Job:
Copy all records verbatim.

Dataset content:
## BEGIN
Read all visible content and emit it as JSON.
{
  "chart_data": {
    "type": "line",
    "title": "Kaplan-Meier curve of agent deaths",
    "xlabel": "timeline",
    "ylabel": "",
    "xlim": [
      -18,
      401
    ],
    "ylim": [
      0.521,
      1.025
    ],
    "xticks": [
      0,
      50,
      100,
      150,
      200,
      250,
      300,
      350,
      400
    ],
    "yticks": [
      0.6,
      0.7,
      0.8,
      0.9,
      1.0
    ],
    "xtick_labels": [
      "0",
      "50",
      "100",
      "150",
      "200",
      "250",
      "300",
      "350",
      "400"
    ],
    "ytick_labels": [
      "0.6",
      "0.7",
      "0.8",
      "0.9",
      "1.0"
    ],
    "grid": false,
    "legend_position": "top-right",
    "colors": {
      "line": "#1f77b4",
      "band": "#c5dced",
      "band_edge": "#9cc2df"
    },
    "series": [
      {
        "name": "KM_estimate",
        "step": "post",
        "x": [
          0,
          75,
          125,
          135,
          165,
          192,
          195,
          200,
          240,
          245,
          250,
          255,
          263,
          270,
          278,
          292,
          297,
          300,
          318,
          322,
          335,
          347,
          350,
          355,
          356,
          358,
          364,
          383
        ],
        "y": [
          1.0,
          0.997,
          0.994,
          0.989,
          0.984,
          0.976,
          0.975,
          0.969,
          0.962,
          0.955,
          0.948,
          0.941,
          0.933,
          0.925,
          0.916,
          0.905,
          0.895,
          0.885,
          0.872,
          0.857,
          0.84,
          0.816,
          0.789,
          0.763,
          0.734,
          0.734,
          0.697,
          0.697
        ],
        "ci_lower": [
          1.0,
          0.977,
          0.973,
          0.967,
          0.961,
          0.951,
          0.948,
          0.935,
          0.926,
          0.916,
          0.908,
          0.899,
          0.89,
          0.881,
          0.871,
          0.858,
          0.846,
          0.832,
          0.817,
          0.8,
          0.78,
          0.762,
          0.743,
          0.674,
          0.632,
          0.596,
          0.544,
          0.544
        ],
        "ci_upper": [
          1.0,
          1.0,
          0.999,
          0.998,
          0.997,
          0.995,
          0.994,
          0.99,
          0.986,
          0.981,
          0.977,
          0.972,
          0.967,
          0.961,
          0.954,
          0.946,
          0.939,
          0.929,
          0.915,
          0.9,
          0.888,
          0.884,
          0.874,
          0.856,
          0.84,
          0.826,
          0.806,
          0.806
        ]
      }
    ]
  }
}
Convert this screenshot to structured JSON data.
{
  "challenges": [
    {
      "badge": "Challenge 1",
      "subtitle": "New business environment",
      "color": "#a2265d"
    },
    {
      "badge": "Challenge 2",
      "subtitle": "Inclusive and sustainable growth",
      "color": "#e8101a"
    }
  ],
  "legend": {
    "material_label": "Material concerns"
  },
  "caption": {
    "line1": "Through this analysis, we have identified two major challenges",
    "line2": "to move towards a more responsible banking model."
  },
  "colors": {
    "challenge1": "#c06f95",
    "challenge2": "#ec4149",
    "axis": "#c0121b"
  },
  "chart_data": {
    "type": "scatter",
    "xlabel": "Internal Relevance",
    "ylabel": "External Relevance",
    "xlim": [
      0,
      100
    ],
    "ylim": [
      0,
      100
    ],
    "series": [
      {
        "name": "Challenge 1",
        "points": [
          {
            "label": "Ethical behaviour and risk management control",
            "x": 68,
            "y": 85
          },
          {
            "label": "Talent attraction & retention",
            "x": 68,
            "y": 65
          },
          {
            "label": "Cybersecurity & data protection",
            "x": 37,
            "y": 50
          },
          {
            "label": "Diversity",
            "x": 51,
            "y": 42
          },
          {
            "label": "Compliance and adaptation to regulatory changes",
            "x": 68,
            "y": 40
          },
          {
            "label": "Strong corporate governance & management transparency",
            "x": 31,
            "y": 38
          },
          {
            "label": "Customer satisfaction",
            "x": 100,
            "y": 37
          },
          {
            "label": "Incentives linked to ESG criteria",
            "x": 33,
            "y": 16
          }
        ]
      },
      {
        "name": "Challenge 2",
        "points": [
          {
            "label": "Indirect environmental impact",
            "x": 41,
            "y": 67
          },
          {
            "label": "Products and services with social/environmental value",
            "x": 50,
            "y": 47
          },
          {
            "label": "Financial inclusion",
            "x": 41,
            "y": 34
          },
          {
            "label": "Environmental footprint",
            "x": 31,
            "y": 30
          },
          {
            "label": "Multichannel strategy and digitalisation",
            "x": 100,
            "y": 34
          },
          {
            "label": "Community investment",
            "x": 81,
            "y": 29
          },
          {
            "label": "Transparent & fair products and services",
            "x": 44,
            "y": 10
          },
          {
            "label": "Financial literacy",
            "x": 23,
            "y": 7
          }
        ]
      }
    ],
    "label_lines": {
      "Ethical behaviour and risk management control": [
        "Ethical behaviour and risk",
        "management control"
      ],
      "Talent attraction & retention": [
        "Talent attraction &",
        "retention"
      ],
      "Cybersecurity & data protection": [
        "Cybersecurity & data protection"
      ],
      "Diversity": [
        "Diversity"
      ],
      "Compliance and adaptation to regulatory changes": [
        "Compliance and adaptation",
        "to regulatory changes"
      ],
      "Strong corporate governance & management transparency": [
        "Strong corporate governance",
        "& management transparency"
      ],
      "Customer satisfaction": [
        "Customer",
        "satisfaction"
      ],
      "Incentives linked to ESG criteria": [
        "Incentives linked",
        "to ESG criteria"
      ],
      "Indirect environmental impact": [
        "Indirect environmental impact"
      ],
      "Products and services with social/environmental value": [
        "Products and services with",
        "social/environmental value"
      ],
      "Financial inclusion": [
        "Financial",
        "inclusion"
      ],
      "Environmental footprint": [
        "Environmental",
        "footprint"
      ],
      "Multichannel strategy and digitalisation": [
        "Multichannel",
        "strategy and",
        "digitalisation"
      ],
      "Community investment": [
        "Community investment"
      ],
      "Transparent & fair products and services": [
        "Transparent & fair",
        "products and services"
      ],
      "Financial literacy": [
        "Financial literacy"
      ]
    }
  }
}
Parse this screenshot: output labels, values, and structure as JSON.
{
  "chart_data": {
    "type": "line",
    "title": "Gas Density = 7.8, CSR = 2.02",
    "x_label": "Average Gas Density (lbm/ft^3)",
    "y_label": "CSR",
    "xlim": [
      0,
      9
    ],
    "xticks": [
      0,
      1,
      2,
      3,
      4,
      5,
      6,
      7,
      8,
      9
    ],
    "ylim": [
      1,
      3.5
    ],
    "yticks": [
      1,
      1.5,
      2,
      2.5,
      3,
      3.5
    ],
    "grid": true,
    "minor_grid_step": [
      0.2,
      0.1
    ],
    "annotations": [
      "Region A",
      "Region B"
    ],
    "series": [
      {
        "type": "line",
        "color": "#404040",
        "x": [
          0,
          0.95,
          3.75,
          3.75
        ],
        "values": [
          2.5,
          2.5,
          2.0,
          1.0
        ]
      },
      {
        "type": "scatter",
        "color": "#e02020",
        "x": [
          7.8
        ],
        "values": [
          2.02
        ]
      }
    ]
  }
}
## END
Answer for the task:
Read all visible content and emit it as JSON.
{
  "chart_data": {
    "type": "line",
    "title": "Kaplan-Meier curve of agent deaths",
    "xlabel": "timeline",
    "ylabel": "",
    "xlim": [
      -18,
      401
    ],
    "ylim": [
      0.521,
      1.025
    ],
    "xticks": [
      0,
      50,
      100,
      150,
      200,
      250,
      300,
      350,
      400
    ],
    "yticks": [
      0.6,
      0.7,
      0.8,
      0.9,
      1.0
    ],
    "xtick_labels": [
      "0",
      "50",
      "100",
      "150",
      "200",
      "250",
      "300",
      "350",
      "400"
    ],
    "ytick_labels": [
      "0.6",
      "0.7",
      "0.8",
      "0.9",
      "1.0"
    ],
    "grid": false,
    "legend_position": "top-right",
    "colors": {
      "line": "#1f77b4",
      "band": "#c5dced",
      "band_edge": "#9cc2df"
    },
    "series": [
      {
        "name": "KM_estimate",
        "step": "post",
        "x": [
          0,
          75,
          125,
          135,
          165,
          192,
          195,
          200,
          240,
          245,
          250,
          255,
          263,
          270,
          278,
          292,
          297,
          300,
          318,
          322,
          335,
          347,
          350,
          355,
          356,
          358,
          364,
          383
        ],
        "y": [
          1.0,
          0.997,
          0.994,
          0.989,
          0.984,
          0.976,
          0.975,
          0.969,
          0.962,
          0.955,
          0.948,
          0.941,
          0.933,
          0.925,
          0.916,
          0.905,
          0.895,
          0.885,
          0.872,
          0.857,
          0.84,
          0.816,
          0.789,
          0.763,
          0.734,
          0.734,
          0.697,
          0.697
        ],
        "ci_lower": [
          1.0,
          0.977,
          0.973,
          0.967,
          0.961,
          0.951,
          0.948,
          0.935,
          0.926,
          0.916,
          0.908,
          0.899,
          0.89,
          0.881,
          0.871,
          0.858,
          0.846,
          0.832,
          0.817,
          0.8,
          0.78,
          0.762,
          0.743,
          0.674,
          0.632,
          0.596,
          0.544,
          0.544
        ],
        "ci_upper": [
          1.0,
          1.0,
          0.999,
          0.998,
          0.997,
          0.995,
          0.994,
          0.99,
          0.986,
          0.981,
          0.977,
          0.972,
          0.967,
          0.961,
          0.954,
          0.946,
          0.939,
          0.929,
          0.915,
          0.9,
          0.888,
          0.884,
          0.874,
          0.856,
          0.84,
          0.826,
          0.806,
          0.806
        ]
      }
    ]
  }
}
Convert this screenshot to structured JSON data.
{
  "challenges": [
    {
      "badge": "Challenge 1",
      "subtitle": "New business environment",
      "color": "#a2265d"
    },
    {
      "badge": "Challenge 2",
      "subtitle": "Inclusive and sustainable growth",
      "color": "#e8101a"
    }
  ],
  "legend": {
    "material_label": "Material concerns"
  },
  "caption": {
    "line1": "Through this analysis, we have identified two major challenges",
    "line2": "to move towards a more responsible banking model."
  },
  "colors": {
    "challenge1": "#c06f95",
    "challenge2": "#ec4149",
    "axis": "#c0121b"
  },
  "chart_data": {
    "type": "scatter",
    "xlabel": "Internal Relevance",
    "ylabel": "External Relevance",
    "xlim": [
      0,
      100
    ],
    "ylim": [
      0,
      100
    ],
    "series": [
      {
        "name": "Challenge 1",
        "points": [
          {
            "label": "Ethical behaviour and risk management control",
            "x": 68,
            "y": 85
          },
          {
            "label": "Talent attraction & retention",
            "x": 68,
            "y": 65
          },
          {
            "label": "Cybersecurity & data protection",
            "x": 37,
            "y": 50
          },
          {
            "label": "Diversity",
            "x": 51,
            "y": 42
          },
          {
            "label": "Compliance and adaptation to regulatory changes",
            "x": 68,
            "y": 40
          },
          {
            "label": "Strong corporate governance & management transparency",
            "x": 31,
            "y": 38
          },
          {
            "label": "Customer satisfaction",
            "x": 100,
            "y": 37
          },
          {
            "label": "Incentives linked to ESG criteria",
            "x": 33,
            "y": 16
          }
        ]
      },
      {
        "name": "Challenge 2",
        "points": [
          {
            "label": "Indirect environmental impact",
            "x": 41,
            "y": 67
          },
          {
            "label": "Products and services with social/environmental value",
            "x": 50,
            "y": 47
          },
          {
            "label": "Financial inclusion",
            "x": 41,
            "y": 34
          },
          {
            "label": "Environmental footprint",
            "x": 31,
            "y": 30
          },
          {
            "label": "Multichannel strategy and digitalisation",
            "x": 100,
            "y": 34
          },
          {
            "label": "Community investment",
            "x": 81,
            "y": 29
          },
          {
            "label": "Transparent & fair products and services",
            "x": 44,
            "y": 10
          },
          {
            "label": "Financial literacy",
            "x": 23,
            "y": 7
          }
        ]
      }
    ],
    "label_lines": {
      "Ethical behaviour and risk management control": [
        "Ethical behaviour and risk",
        "management control"
      ],
      "Talent attraction & retention": [
        "Talent attraction &",
        "retention"
      ],
      "Cybersecurity & data protection": [
        "Cybersecurity & data protection"
      ],
      "Diversity": [
        "Diversity"
      ],
      "Compliance and adaptation to regulatory changes": [
        "Compliance and adaptation",
        "to regulatory changes"
      ],
      "Strong corporate governance & management transparency": [
        "Strong corporate governance",
        "& management transparency"
      ],
      "Customer satisfaction": [
        "Customer",
        "satisfaction"
      ],
      "Incentives linked to ESG criteria": [
        "Incentives linked",
        "to ESG criteria"
      ],
      "Indirect environmental impact": [
        "Indirect environmental impact"
      ],
      "Products and services with social/environmental value": [
        "Products and services with",
        "social/environmental value"
      ],
      "Financial inclusion": [
        "Financial",
        "inclusion"
      ],
      "Environmental footprint": [
        "Environmental",
        "footprint"
      ],
      "Multichannel strategy and digitalisation": [
        "Multichannel",
        "strategy and",
        "digitalisation"
      ],
      "Community investment": [
        "Community investment"
      ],
      "Transparent & fair products and services": [
        "Transparent & fair",
        "products and services"
      ],
      "Financial literacy": [
        "Financial literacy"
      ]
    }
  }
}
Parse this screenshot: output labels, values, and structure as JSON.
{
  "chart_data": {
    "type": "line",
    "title": "Gas Density = 7.8, CSR = 2.02",
    "x_label": "Average Gas Density (lbm/ft^3)",
    "y_label": "CSR",
    "xlim": [
      0,
      9
    ],
    "xticks": [
      0,
      1,
      2,
      3,
      4,
      5,
      6,
      7,
      8,
      9
    ],
    "ylim": [
      1,
      3.5
    ],
    "yticks": [
      1,
      1.5,
      2,
      2.5,
      3,
      3.5
    ],
    "grid": true,
    "minor_grid_step": [
      0.2,
      0.1
    ],
    "annotations": [
      "Region A",
      "Region B"
    ],
    "series": [
      {
        "type": "line",
        "color": "#404040",
        "x": [
          0,
          0.95,
          3.75,
          3.75
        ],
        "values": [
          2.5,
          2.5,
          2.0,
          1.0
        ]
      },
      {
        "type": "scatter",
        "color": "#e02020",
        "x": [
          7.8
        ],
        "values": [
          2.02
        ]
      }
    ]
  }
}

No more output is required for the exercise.